[Collected data]
************
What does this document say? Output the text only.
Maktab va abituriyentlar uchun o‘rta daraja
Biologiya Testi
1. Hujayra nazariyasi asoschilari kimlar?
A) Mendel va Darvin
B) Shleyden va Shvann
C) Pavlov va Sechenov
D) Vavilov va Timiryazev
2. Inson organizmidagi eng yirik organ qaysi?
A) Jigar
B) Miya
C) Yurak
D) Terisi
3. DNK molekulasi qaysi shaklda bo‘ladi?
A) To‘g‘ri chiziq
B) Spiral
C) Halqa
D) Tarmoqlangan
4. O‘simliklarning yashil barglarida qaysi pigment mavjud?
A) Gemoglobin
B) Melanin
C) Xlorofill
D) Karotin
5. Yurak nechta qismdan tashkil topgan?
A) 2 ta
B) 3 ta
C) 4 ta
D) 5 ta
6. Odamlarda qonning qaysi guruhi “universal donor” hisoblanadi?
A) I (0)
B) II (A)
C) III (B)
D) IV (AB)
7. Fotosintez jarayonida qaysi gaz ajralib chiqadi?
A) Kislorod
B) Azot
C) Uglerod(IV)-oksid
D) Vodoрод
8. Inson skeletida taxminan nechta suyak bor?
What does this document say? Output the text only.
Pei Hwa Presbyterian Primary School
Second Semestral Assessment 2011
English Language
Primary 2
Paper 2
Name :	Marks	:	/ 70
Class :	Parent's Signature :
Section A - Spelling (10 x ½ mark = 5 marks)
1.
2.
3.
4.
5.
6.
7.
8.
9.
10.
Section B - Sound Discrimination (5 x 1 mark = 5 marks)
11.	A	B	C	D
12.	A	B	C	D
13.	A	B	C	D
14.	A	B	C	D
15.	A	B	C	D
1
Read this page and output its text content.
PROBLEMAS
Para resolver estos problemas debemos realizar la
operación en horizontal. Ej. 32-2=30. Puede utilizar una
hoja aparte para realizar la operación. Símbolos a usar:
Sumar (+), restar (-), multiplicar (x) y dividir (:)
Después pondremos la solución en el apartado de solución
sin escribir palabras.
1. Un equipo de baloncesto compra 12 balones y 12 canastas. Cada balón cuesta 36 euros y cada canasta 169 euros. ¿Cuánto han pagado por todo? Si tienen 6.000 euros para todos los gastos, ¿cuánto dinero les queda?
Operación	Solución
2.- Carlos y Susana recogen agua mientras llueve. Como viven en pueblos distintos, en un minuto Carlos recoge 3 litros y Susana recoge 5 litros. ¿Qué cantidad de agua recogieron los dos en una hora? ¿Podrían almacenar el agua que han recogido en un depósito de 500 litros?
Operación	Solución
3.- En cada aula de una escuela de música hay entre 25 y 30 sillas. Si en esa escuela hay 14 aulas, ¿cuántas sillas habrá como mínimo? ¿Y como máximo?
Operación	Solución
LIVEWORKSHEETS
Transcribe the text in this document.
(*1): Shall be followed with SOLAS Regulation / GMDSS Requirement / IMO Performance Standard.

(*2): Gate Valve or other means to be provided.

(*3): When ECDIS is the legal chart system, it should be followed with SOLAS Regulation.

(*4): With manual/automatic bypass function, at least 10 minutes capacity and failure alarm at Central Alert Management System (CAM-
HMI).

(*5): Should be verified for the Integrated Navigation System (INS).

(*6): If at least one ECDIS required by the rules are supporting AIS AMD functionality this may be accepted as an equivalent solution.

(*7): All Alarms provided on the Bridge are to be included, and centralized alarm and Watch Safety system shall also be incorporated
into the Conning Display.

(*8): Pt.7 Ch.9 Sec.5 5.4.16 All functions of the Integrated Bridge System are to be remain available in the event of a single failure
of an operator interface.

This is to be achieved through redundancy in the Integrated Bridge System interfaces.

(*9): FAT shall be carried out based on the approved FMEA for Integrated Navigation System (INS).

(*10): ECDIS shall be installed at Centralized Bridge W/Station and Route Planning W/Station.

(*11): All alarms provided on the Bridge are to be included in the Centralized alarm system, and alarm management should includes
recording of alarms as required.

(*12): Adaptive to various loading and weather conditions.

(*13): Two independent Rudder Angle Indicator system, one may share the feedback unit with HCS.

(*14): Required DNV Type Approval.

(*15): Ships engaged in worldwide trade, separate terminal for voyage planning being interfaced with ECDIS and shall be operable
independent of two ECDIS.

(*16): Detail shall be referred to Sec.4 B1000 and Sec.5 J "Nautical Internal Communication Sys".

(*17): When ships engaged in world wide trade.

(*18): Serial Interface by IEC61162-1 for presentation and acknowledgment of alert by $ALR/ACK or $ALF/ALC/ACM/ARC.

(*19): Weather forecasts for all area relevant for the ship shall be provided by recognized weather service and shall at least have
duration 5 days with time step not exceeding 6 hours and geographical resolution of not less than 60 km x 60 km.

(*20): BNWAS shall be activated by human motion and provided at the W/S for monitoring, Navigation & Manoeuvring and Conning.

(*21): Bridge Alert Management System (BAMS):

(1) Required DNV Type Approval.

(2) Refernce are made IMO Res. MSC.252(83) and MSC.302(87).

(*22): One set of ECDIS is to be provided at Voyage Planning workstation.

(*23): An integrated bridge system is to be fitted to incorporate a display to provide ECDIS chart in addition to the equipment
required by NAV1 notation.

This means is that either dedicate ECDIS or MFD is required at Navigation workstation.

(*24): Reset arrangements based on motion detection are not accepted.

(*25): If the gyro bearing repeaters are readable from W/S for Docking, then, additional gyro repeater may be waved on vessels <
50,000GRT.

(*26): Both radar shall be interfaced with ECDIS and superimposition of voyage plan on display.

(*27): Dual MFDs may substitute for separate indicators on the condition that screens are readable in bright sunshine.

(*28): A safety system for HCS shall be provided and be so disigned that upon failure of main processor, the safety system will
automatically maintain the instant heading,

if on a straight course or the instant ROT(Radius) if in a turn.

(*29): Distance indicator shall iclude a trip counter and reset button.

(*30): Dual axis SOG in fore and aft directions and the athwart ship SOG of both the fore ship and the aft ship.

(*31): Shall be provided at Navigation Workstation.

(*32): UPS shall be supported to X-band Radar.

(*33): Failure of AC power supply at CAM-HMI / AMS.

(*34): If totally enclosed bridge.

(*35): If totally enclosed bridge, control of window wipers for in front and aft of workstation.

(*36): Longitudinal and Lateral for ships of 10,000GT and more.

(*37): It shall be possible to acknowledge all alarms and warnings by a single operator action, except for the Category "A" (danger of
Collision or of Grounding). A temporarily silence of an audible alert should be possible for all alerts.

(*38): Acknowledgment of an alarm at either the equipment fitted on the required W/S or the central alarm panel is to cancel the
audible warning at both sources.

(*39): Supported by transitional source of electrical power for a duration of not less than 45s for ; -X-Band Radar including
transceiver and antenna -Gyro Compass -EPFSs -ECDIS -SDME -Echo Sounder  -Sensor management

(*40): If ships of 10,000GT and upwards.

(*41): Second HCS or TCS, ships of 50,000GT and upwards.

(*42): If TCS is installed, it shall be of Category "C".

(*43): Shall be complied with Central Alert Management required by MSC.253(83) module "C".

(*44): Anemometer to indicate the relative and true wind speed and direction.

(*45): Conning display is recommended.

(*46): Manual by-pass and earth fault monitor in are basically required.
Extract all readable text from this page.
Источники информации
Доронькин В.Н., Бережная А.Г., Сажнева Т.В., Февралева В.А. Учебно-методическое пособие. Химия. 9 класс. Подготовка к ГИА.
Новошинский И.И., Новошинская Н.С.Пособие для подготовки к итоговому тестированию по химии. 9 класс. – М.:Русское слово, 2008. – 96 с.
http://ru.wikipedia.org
************
[Problem]:
Look over the listing above. Pick out and copy every line that includes "page".

[Exercise response]:
Read this page and output its text content.
Extract all readable text from this page.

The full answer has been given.